# To be done:
Draw out every line with the word "text" from the listing below.

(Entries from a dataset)
------------------------------------------------

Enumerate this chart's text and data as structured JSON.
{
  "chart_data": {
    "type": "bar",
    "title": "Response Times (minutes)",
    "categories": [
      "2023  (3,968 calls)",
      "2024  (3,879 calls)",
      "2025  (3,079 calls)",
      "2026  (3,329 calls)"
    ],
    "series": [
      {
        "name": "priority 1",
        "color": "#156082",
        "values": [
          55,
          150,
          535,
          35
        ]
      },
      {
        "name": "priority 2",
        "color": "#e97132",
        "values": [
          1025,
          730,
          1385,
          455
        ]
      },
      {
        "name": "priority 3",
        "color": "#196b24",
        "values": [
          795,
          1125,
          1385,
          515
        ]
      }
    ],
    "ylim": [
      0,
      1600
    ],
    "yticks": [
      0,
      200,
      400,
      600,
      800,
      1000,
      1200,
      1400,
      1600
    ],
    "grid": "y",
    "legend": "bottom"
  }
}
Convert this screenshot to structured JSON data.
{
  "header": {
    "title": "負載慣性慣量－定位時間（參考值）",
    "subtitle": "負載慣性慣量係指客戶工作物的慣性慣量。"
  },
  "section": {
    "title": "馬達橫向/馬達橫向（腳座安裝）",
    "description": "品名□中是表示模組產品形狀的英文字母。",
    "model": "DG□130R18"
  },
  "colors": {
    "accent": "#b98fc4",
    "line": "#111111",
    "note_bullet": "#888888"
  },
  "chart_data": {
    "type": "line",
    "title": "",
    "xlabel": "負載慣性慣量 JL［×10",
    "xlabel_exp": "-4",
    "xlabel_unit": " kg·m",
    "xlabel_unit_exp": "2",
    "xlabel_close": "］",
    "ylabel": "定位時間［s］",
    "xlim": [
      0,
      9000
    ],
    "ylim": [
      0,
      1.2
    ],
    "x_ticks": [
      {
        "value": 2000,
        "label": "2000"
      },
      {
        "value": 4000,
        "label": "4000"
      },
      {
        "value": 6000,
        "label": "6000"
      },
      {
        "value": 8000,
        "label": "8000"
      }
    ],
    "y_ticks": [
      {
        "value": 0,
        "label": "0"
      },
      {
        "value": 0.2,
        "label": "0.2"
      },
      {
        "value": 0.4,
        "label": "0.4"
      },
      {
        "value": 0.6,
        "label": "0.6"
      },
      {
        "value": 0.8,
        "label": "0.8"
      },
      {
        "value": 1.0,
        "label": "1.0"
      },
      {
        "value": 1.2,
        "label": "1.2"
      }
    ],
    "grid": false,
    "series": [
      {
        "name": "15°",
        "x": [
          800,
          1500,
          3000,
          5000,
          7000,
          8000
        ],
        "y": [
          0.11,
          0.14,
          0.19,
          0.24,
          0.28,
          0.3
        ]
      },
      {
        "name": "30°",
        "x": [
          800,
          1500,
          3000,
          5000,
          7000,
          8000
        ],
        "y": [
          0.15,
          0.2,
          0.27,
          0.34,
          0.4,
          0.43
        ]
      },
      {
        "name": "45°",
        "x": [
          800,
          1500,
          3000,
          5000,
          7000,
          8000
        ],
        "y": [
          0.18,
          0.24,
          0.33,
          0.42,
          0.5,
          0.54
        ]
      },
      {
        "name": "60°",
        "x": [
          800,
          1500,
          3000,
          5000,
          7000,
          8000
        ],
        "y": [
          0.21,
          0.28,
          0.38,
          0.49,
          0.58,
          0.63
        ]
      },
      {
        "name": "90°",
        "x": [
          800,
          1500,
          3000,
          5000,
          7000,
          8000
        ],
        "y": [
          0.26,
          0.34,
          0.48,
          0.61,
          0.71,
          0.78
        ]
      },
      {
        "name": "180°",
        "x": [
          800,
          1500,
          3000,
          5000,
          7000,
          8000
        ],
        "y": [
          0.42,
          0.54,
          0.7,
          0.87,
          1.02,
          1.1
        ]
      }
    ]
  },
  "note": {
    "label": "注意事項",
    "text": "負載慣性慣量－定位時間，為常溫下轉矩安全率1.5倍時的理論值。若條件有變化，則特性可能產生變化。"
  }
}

------------------------------------------------

# Response to this task:
Enumerate this chart's text and data as structured JSON.
    "text": "負載慣性慣量－定位時間，為常溫下轉矩安全率1.5倍時的理論值。若條件有變化，則特性可能產生變化。"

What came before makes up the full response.